▸ DATA FOR THIS TASK:
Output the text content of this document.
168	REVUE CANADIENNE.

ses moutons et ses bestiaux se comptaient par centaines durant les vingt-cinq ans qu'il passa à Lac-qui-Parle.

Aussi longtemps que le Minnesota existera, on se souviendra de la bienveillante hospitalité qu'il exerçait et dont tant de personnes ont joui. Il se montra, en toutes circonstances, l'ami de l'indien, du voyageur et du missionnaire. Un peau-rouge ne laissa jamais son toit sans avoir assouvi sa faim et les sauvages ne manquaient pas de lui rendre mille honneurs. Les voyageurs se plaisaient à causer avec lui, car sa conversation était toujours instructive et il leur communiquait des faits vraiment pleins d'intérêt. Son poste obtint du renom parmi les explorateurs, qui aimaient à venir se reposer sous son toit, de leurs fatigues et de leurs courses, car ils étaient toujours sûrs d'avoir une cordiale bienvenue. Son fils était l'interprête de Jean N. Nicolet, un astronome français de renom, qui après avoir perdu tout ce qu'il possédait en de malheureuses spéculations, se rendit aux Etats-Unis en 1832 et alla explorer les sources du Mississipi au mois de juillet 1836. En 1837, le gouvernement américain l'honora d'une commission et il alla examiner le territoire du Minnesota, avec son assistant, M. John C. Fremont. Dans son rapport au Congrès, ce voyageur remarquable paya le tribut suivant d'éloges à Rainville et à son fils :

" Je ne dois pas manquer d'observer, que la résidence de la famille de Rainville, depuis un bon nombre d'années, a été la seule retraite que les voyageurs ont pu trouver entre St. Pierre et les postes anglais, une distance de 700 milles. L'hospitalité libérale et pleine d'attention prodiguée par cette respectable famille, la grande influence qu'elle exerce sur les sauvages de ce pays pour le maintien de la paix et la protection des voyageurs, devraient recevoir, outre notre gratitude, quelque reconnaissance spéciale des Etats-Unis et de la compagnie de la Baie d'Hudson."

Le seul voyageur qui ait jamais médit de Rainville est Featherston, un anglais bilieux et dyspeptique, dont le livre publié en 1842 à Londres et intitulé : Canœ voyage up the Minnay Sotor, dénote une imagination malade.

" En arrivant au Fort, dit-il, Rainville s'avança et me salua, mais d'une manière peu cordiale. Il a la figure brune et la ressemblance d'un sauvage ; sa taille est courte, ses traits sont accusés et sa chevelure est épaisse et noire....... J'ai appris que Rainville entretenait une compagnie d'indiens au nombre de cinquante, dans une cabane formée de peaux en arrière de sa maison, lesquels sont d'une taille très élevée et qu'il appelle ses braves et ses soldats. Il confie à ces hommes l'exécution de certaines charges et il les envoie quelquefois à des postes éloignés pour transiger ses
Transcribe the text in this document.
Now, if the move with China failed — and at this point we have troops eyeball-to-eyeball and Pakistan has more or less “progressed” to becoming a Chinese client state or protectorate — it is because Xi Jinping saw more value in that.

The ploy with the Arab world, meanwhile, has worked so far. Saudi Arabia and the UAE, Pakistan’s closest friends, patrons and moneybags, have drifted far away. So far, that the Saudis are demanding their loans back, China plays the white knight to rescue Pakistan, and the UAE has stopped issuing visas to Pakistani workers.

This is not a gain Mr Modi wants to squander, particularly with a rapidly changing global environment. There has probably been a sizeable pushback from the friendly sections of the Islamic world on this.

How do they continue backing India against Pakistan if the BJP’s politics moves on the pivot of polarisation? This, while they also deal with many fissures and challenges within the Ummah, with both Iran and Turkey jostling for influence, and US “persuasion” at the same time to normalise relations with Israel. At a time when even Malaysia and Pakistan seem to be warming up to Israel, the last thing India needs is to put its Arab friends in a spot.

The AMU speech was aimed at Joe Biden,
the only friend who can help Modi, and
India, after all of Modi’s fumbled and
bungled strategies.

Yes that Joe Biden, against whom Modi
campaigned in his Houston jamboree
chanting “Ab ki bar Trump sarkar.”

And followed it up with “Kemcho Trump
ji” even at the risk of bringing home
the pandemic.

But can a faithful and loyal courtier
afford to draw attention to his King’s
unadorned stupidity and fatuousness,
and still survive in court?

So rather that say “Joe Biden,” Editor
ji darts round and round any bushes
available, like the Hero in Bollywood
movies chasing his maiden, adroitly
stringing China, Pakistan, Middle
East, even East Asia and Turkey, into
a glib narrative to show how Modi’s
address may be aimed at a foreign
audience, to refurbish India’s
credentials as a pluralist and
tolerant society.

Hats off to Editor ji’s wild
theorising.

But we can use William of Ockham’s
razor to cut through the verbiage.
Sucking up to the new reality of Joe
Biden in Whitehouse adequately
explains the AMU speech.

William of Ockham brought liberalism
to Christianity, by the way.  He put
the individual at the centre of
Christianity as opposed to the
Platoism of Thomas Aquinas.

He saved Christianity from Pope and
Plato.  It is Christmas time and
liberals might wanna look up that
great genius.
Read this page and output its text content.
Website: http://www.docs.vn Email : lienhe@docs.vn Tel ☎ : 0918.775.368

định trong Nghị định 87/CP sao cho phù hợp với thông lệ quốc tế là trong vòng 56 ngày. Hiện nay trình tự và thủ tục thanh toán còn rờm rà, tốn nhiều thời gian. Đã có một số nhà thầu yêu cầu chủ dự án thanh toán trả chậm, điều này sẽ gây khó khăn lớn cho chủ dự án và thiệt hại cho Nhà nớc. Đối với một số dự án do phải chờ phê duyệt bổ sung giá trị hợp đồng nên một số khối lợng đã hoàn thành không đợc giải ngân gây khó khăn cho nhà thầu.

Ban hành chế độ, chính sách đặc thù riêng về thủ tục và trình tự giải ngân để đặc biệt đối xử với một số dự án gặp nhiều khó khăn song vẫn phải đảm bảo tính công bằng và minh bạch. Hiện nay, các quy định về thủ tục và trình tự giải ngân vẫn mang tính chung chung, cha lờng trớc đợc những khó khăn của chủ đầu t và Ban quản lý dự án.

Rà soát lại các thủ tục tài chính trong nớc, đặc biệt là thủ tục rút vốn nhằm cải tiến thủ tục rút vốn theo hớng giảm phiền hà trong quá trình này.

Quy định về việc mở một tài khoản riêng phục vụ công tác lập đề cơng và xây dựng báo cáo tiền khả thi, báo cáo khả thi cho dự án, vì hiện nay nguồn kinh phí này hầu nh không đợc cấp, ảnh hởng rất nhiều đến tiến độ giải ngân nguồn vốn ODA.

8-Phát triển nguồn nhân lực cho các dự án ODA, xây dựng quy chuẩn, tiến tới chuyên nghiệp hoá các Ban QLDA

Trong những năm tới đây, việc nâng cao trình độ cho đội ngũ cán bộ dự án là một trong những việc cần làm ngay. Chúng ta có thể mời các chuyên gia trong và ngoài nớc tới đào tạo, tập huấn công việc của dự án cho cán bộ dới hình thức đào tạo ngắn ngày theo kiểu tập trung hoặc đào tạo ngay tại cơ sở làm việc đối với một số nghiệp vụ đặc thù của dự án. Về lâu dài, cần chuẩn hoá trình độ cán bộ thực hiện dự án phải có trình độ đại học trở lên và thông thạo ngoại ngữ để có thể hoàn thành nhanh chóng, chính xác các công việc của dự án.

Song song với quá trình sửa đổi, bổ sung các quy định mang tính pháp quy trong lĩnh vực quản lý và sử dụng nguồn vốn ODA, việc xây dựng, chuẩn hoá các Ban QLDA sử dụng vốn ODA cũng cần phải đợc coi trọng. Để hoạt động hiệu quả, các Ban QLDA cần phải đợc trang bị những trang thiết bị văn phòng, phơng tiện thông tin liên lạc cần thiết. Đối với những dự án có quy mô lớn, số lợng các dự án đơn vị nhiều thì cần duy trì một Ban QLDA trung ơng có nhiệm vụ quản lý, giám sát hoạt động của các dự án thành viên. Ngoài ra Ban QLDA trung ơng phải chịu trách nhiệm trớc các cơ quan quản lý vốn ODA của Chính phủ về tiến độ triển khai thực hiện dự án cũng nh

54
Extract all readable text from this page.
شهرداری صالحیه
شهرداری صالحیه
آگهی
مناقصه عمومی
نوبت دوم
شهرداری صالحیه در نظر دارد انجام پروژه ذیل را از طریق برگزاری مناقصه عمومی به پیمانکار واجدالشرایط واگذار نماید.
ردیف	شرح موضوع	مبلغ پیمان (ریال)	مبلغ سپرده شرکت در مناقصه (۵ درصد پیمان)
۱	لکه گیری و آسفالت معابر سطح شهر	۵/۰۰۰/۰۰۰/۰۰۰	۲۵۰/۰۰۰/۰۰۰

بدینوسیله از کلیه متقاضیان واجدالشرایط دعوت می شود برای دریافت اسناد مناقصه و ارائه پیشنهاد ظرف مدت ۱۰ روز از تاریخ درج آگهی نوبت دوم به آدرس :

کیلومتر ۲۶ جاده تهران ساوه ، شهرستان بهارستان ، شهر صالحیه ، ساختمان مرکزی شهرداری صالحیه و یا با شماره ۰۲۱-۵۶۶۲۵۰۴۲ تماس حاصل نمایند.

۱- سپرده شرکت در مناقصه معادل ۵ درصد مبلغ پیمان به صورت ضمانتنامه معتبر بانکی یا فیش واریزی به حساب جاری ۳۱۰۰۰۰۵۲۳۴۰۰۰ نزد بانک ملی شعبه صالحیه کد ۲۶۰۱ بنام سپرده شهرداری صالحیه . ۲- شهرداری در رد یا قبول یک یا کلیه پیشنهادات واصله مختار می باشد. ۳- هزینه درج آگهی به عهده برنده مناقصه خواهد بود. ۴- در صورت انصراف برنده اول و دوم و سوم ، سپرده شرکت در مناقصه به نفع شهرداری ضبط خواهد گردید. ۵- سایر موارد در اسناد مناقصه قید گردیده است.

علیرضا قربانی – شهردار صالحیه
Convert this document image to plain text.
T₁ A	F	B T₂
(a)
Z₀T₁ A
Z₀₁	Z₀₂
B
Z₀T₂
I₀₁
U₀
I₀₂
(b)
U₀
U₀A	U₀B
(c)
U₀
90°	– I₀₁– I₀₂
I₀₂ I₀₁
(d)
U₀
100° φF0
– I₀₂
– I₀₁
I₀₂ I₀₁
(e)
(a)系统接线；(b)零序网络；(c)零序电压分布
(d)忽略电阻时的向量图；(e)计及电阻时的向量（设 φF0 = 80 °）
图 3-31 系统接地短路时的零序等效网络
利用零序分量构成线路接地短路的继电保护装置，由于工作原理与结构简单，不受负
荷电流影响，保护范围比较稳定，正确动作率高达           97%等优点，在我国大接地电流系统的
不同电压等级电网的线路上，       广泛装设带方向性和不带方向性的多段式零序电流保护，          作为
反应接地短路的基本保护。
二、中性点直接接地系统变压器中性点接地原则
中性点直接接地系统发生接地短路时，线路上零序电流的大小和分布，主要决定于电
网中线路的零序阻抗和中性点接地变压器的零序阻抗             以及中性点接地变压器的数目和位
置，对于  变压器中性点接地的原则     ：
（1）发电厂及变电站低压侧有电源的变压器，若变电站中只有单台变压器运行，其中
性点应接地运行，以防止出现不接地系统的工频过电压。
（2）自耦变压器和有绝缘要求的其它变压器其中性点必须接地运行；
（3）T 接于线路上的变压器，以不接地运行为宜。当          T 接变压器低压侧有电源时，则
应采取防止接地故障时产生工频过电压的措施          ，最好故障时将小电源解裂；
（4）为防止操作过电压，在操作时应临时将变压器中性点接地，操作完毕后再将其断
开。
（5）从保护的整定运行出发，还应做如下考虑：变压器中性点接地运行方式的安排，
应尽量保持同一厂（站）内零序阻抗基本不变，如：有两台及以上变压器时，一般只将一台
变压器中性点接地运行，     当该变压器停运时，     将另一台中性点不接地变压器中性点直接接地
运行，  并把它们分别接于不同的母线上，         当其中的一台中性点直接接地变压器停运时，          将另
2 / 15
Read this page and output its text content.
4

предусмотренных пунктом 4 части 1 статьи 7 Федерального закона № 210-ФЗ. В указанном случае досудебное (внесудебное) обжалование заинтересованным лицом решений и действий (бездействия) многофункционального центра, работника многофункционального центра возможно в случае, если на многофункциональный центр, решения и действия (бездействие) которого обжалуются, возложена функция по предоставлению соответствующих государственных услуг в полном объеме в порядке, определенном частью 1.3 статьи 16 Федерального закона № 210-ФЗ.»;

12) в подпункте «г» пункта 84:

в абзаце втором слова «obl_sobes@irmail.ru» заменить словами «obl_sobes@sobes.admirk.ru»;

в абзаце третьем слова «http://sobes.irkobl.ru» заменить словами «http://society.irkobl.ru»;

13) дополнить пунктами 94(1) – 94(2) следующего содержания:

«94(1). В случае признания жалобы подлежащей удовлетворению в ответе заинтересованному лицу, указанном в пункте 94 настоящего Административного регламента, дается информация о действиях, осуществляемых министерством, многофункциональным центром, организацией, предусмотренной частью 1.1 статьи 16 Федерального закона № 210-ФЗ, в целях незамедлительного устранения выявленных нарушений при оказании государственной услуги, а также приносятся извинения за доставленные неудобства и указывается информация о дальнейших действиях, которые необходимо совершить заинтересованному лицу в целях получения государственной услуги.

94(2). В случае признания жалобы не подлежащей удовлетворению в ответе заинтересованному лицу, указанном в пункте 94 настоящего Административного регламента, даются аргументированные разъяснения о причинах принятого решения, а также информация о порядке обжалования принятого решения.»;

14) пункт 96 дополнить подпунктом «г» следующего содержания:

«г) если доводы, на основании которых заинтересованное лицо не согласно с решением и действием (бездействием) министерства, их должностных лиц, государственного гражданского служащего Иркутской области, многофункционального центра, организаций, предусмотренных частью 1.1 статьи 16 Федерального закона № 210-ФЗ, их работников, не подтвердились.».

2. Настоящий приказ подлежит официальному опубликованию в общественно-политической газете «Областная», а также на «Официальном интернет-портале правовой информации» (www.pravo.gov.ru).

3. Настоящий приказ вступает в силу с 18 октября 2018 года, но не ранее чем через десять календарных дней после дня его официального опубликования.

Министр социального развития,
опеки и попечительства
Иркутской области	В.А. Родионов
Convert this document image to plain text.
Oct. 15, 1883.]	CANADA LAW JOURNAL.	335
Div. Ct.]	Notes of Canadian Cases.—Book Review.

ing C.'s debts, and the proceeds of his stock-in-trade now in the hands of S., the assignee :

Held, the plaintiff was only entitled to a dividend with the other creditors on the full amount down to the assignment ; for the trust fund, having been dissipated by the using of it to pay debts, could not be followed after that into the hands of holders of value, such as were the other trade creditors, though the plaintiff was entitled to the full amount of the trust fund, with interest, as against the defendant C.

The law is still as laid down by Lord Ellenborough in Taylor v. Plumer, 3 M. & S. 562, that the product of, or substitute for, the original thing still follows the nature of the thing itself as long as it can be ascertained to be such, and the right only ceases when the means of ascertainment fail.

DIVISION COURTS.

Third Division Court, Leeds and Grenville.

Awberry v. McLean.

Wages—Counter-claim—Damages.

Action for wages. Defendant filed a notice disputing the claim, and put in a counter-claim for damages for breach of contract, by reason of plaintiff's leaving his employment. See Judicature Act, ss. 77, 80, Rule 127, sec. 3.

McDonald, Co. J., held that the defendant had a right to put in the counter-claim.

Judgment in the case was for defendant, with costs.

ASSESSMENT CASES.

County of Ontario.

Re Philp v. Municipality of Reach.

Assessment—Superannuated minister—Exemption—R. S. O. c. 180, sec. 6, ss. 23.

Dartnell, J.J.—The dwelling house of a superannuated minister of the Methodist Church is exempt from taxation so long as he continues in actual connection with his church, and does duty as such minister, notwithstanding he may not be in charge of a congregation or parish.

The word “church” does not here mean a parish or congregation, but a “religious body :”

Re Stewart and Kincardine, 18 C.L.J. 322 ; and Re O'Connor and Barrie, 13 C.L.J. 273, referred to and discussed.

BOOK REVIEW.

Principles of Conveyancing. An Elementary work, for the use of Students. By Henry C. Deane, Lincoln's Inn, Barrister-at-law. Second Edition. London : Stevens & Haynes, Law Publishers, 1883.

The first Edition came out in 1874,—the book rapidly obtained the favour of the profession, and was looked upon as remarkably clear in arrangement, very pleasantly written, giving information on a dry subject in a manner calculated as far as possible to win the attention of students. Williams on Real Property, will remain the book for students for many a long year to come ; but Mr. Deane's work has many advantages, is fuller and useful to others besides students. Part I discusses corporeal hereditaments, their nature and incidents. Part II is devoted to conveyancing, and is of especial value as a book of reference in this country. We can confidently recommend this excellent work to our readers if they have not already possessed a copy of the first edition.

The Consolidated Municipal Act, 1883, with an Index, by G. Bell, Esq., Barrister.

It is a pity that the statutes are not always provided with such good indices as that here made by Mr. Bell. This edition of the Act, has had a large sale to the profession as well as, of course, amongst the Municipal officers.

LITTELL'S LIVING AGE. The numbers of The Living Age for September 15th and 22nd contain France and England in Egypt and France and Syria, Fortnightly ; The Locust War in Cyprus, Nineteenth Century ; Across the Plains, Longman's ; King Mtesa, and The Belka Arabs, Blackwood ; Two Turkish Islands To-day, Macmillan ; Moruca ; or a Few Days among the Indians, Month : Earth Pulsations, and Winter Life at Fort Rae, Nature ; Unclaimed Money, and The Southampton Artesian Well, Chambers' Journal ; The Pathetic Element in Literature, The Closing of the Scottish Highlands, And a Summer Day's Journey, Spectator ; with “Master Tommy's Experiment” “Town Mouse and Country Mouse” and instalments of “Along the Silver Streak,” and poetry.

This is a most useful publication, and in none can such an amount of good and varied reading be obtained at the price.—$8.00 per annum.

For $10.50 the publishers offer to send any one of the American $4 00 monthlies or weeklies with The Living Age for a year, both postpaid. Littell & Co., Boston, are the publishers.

▸ WHAT THE TASK ASKS: Note each line of the entries that has "نوبت" in it, and copy those lines.

▸ ANSWER TO THE TASK:
نوبت دوم
بدینوسیله از کلیه متقاضیان واجدالشرایط دعوت می شود برای دریافت اسناد مناقصه و ارائه پیشنهاد ظرف مدت ۱۰ روز از تاریخ درج آگهی نوبت دوم به آدرس :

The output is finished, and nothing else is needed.